### EXERCISE
Restate the listing below word for word, omitting any images.

***

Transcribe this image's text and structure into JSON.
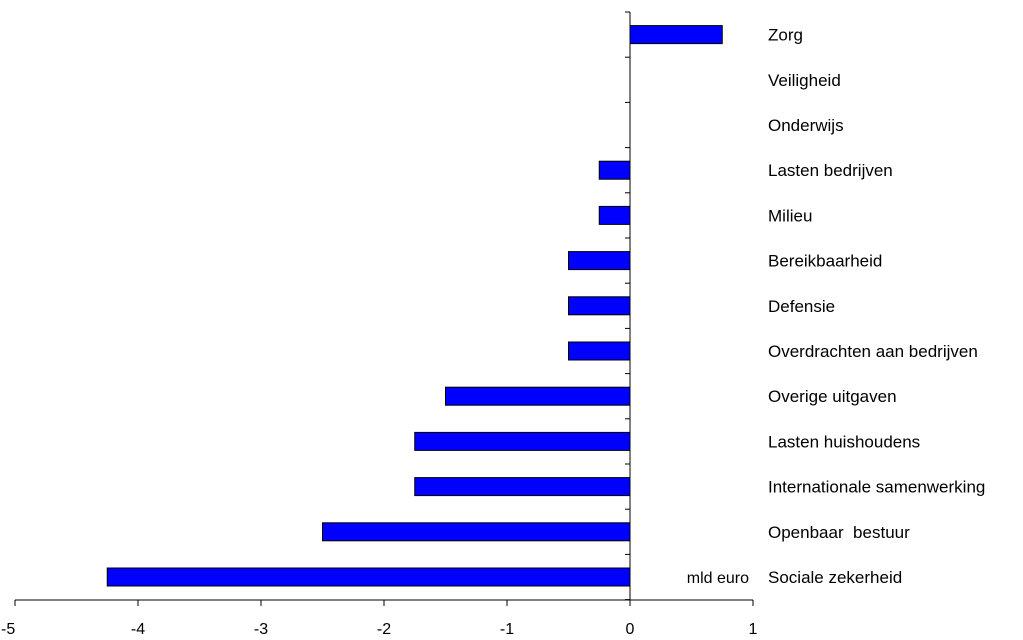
{
  "chart_data": {
    "type": "bar",
    "orientation": "horizontal",
    "categories": [
      "Zorg",
      "Veiligheid",
      "Onderwijs",
      "Lasten bedrijven",
      "Milieu",
      "Bereikbaarheid",
      "Defensie",
      "Overdrachten aan bedrijven",
      "Overige uitgaven",
      "Lasten huishoudens",
      "Internationale samenwerking",
      "Openbaar  bestuur",
      "Sociale zekerheid"
    ],
    "values": [
      0.75,
      0,
      0,
      -0.25,
      -0.25,
      -0.5,
      -0.5,
      -0.5,
      -1.5,
      -1.75,
      -1.75,
      -2.5,
      -4.25
    ],
    "unit_label": "mld euro",
    "xlim": [
      -5,
      1
    ],
    "xticks": [
      -5,
      -4,
      -3,
      -2,
      -1,
      0,
      1
    ],
    "xtick_labels": [
      "-5",
      "-4",
      "-3",
      "-2",
      "-1",
      "0",
      "1"
    ],
    "grid": false,
    "bar_color": "#0000ff",
    "bar_edge_color": "#000000"
  }
}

***

### FINISHED EXERCISE
Transcribe this image's text and structure into JSON.
{
  "chart_data": {
    "type": "bar",
    "orientation": "horizontal",
    "categories": [
      "Zorg",
      "Veiligheid",
      "Onderwijs",
      "Lasten bedrijven",
      "Milieu",
      "Bereikbaarheid",
      "Defensie",
      "Overdrachten aan bedrijven",
      "Overige uitgaven",
      "Lasten huishoudens",
      "Internationale samenwerking",
      "Openbaar  bestuur",
      "Sociale zekerheid"
    ],
    "values": [
      0.75,
      0,
      0,
      -0.25,
      -0.25,
      -0.5,
      -0.5,
      -0.5,
      -1.5,
      -1.75,
      -1.75,
      -2.5,
      -4.25
    ],
    "unit_label": "mld euro",
    "xlim": [
      -5,
      1
    ],
    "xticks": [
      -5,
      -4,
      -3,
      -2,
      -1,
      0,
      1
    ],
    "xtick_labels": [
      "-5",
      "-4",
      "-3",
      "-2",
      "-1",
      "0",
      "1"
    ],
    "grid": false,
    "bar_color": "#0000ff",
    "bar_edge_color": "#000000"
  }
}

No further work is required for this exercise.